__Record list__
━━━━━━━━━━

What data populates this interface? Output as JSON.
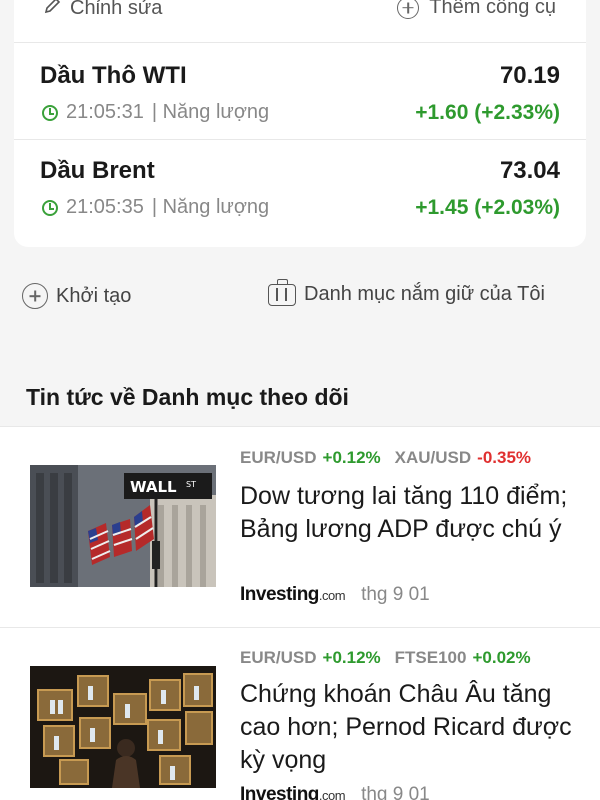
{
  "toolbar": {
    "edit_label": "Chỉnh sửa",
    "add_tool_label": "Thêm công cụ"
  },
  "quotes": [
    {
      "name": "Dầu Thô WTI",
      "price": "70.19",
      "time": "21:05:31",
      "category": "| Năng lượng",
      "change": "+1.60 (+2.33%)"
    },
    {
      "name": "Dầu Brent",
      "price": "73.04",
      "time": "21:05:35",
      "category": "| Năng lượng",
      "change": "+1.45 (+2.03%)"
    }
  ],
  "actions": {
    "create_label": "Khởi tạo",
    "portfolio_label": "Danh mục nắm giữ của Tôi"
  },
  "news_section": {
    "title": "Tin tức về Danh mục theo dõi"
  },
  "news": [
    {
      "tags": [
        {
          "symbol": "EUR/USD",
          "change": "+0.12%"
        },
        {
          "symbol": "XAU/USD",
          "change": "-0.35%"
        }
      ],
      "headline": "Dow tương lai tăng 110 điểm; Bảng lương ADP được chú ý",
      "source_main": "Investing",
      "source_suffix": ".com",
      "date": "thg 9 01",
      "thumb_sign": "WALL ST"
    },
    {
      "tags": [
        {
          "symbol": "EUR/USD",
          "change": "+0.12%"
        },
        {
          "symbol": "FTSE100",
          "change": "+0.02%"
        }
      ],
      "headline": "Chứng khoán Châu Âu tăng cao hơn; Pernod Ricard được kỳ vọng",
      "source_main": "Investing",
      "source_suffix": ".com",
      "date": "thg 9 01"
    }
  ],
  "colors": {
    "positive": "#2e9a2e",
    "negative": "#e03030",
    "clock_icon": "#3aa13a"
  }
}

━━━━━━━━━━

__Exercise__
Skip the images and write out the rest of the listing exactly.

__Completed exercise__
What data populates this interface? Output as JSON.
{
  "toolbar": {
    "edit_label": "Chỉnh sửa",
    "add_tool_label": "Thêm công cụ"
  },
  "quotes": [
    {
      "name": "Dầu Thô WTI",
      "price": "70.19",
      "time": "21:05:31",
      "category": "| Năng lượng",
      "change": "+1.60 (+2.33%)"
    },
    {
      "name": "Dầu Brent",
      "price": "73.04",
      "time": "21:05:35",
      "category": "| Năng lượng",
      "change": "+1.45 (+2.03%)"
    }
  ],
  "actions": {
    "create_label": "Khởi tạo",
    "portfolio_label": "Danh mục nắm giữ của Tôi"
  },
  "news_section": {
    "title": "Tin tức về Danh mục theo dõi"
  },
  "news": [
    {
      "tags": [
        {
          "symbol": "EUR/USD",
          "change": "+0.12%"
        },
        {
          "symbol": "XAU/USD",
          "change": "-0.35%"
        }
      ],
      "headline": "Dow tương lai tăng 110 điểm; Bảng lương ADP được chú ý",
      "source_main": "Investing",
      "source_suffix": ".com",
      "date": "thg 9 01",
      "thumb_sign": "WALL ST"
    },
    {
      "tags": [
        {
          "symbol": "EUR/USD",
          "change": "+0.12%"
        },
        {
          "symbol": "FTSE100",
          "change": "+0.02%"
        }
      ],
      "headline": "Chứng khoán Châu Âu tăng cao hơn; Pernod Ricard được kỳ vọng",
      "source_main": "Investing",
      "source_suffix": ".com",
      "date": "thg 9 01"
    }
  ],
  "colors": {
    "positive": "#2e9a2e",
    "negative": "#e03030",
    "clock_icon": "#3aa13a"
  }
}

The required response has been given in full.